Your task is to output all the records below, word for word.

Figure dataset records:
________________________________________

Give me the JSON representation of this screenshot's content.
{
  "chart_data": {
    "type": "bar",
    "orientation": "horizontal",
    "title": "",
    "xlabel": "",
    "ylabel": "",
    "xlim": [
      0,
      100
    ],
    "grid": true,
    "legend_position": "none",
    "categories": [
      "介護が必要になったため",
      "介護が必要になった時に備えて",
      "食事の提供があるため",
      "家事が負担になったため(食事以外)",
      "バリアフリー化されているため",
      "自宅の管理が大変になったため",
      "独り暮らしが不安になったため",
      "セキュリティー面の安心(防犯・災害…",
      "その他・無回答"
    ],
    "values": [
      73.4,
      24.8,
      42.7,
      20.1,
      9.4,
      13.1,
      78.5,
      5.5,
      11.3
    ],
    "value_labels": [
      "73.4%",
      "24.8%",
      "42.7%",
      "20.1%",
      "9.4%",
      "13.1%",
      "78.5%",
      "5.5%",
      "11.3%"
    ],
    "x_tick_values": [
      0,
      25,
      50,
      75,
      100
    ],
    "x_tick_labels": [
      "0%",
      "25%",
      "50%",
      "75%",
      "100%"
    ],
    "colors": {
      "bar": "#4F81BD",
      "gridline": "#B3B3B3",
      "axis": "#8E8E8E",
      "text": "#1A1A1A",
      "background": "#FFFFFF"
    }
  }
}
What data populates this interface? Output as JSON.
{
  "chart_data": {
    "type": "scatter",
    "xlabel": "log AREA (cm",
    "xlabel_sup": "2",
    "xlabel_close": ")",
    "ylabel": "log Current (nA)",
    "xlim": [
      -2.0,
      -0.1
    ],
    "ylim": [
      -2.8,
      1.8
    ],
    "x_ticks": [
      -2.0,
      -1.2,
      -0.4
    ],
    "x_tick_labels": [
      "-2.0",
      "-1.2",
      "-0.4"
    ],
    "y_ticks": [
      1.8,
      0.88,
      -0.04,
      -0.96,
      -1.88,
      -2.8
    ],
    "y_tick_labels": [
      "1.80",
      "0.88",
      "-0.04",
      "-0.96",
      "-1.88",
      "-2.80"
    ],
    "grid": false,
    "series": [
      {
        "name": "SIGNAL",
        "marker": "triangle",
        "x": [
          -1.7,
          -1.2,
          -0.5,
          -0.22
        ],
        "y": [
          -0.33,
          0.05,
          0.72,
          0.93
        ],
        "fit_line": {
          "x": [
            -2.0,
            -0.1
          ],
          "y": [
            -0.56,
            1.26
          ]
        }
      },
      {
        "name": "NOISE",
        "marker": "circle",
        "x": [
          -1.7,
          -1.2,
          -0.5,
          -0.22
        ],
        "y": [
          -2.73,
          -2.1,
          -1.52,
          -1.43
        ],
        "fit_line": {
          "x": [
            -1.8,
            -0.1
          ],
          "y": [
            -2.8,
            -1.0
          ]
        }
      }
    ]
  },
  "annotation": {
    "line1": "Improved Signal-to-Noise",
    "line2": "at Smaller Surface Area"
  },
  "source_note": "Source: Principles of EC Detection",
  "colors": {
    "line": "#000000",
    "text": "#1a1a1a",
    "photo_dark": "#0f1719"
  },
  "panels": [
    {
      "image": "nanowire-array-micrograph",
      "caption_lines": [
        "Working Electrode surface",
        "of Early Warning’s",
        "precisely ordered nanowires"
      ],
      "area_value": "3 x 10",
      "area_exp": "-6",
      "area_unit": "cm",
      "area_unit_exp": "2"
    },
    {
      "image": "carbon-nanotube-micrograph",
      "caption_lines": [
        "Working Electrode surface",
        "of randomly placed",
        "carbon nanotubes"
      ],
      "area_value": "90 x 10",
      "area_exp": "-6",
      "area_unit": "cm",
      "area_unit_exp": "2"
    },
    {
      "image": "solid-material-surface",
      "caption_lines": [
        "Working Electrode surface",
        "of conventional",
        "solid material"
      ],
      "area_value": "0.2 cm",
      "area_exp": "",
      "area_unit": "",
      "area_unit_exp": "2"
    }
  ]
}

________________________________________

* [FINISHED EXERCISE]
Give me the JSON representation of this screenshot's content.
{
  "chart_data": {
    "type": "bar",
    "orientation": "horizontal",
    "title": "",
    "xlabel": "",
    "ylabel": "",
    "xlim": [
      0,
      100
    ],
    "grid": true,
    "legend_position": "none",
    "categories": [
      "介護が必要になったため",
      "介護が必要になった時に備えて",
      "食事の提供があるため",
      "家事が負担になったため(食事以外)",
      "バリアフリー化されているため",
      "自宅の管理が大変になったため",
      "独り暮らしが不安になったため",
      "セキュリティー面の安心(防犯・災害…",
      "その他・無回答"
    ],
    "values": [
      73.4,
      24.8,
      42.7,
      20.1,
      9.4,
      13.1,
      78.5,
      5.5,
      11.3
    ],
    "value_labels": [
      "73.4%",
      "24.8%",
      "42.7%",
      "20.1%",
      "9.4%",
      "13.1%",
      "78.5%",
      "5.5%",
      "11.3%"
    ],
    "x_tick_values": [
      0,
      25,
      50,
      75,
      100
    ],
    "x_tick_labels": [
      "0%",
      "25%",
      "50%",
      "75%",
      "100%"
    ],
    "colors": {
      "bar": "#4F81BD",
      "gridline": "#B3B3B3",
      "axis": "#8E8E8E",
      "text": "#1A1A1A",
      "background": "#FFFFFF"
    }
  }
}
What data populates this interface? Output as JSON.
{
  "chart_data": {
    "type": "scatter",
    "xlabel": "log AREA (cm",
    "xlabel_sup": "2",
    "xlabel_close": ")",
    "ylabel": "log Current (nA)",
    "xlim": [
      -2.0,
      -0.1
    ],
    "ylim": [
      -2.8,
      1.8
    ],
    "x_ticks": [
      -2.0,
      -1.2,
      -0.4
    ],
    "x_tick_labels": [
      "-2.0",
      "-1.2",
      "-0.4"
    ],
    "y_ticks": [
      1.8,
      0.88,
      -0.04,
      -0.96,
      -1.88,
      -2.8
    ],
    "y_tick_labels": [
      "1.80",
      "0.88",
      "-0.04",
      "-0.96",
      "-1.88",
      "-2.80"
    ],
    "grid": false,
    "series": [
      {
        "name": "SIGNAL",
        "marker": "triangle",
        "x": [
          -1.7,
          -1.2,
          -0.5,
          -0.22
        ],
        "y": [
          -0.33,
          0.05,
          0.72,
          0.93
        ],
        "fit_line": {
          "x": [
            -2.0,
            -0.1
          ],
          "y": [
            -0.56,
            1.26
          ]
        }
      },
      {
        "name": "NOISE",
        "marker": "circle",
        "x": [
          -1.7,
          -1.2,
          -0.5,
          -0.22
        ],
        "y": [
          -2.73,
          -2.1,
          -1.52,
          -1.43
        ],
        "fit_line": {
          "x": [
            -1.8,
            -0.1
          ],
          "y": [
            -2.8,
            -1.0
          ]
        }
      }
    ]
  },
  "annotation": {
    "line1": "Improved Signal-to-Noise",
    "line2": "at Smaller Surface Area"
  },
  "source_note": "Source: Principles of EC Detection",
  "colors": {
    "line": "#000000",
    "text": "#1a1a1a",
    "photo_dark": "#0f1719"
  },
  "panels": [
    {
      "image": "nanowire-array-micrograph",
      "caption_lines": [
        "Working Electrode surface",
        "of Early Warning’s",
        "precisely ordered nanowires"
      ],
      "area_value": "3 x 10",
      "area_exp": "-6",
      "area_unit": "cm",
      "area_unit_exp": "2"
    },
    {
      "image": "carbon-nanotube-micrograph",
      "caption_lines": [
        "Working Electrode surface",
        "of randomly placed",
        "carbon nanotubes"
      ],
      "area_value": "90 x 10",
      "area_exp": "-6",
      "area_unit": "cm",
      "area_unit_exp": "2"
    },
    {
      "image": "solid-material-surface",
      "caption_lines": [
        "Working Electrode surface",
        "of conventional",
        "solid material"
      ],
      "area_value": "0.2 cm",
      "area_exp": "",
      "area_unit": "",
      "area_unit_exp": "2"
    }
  ]
}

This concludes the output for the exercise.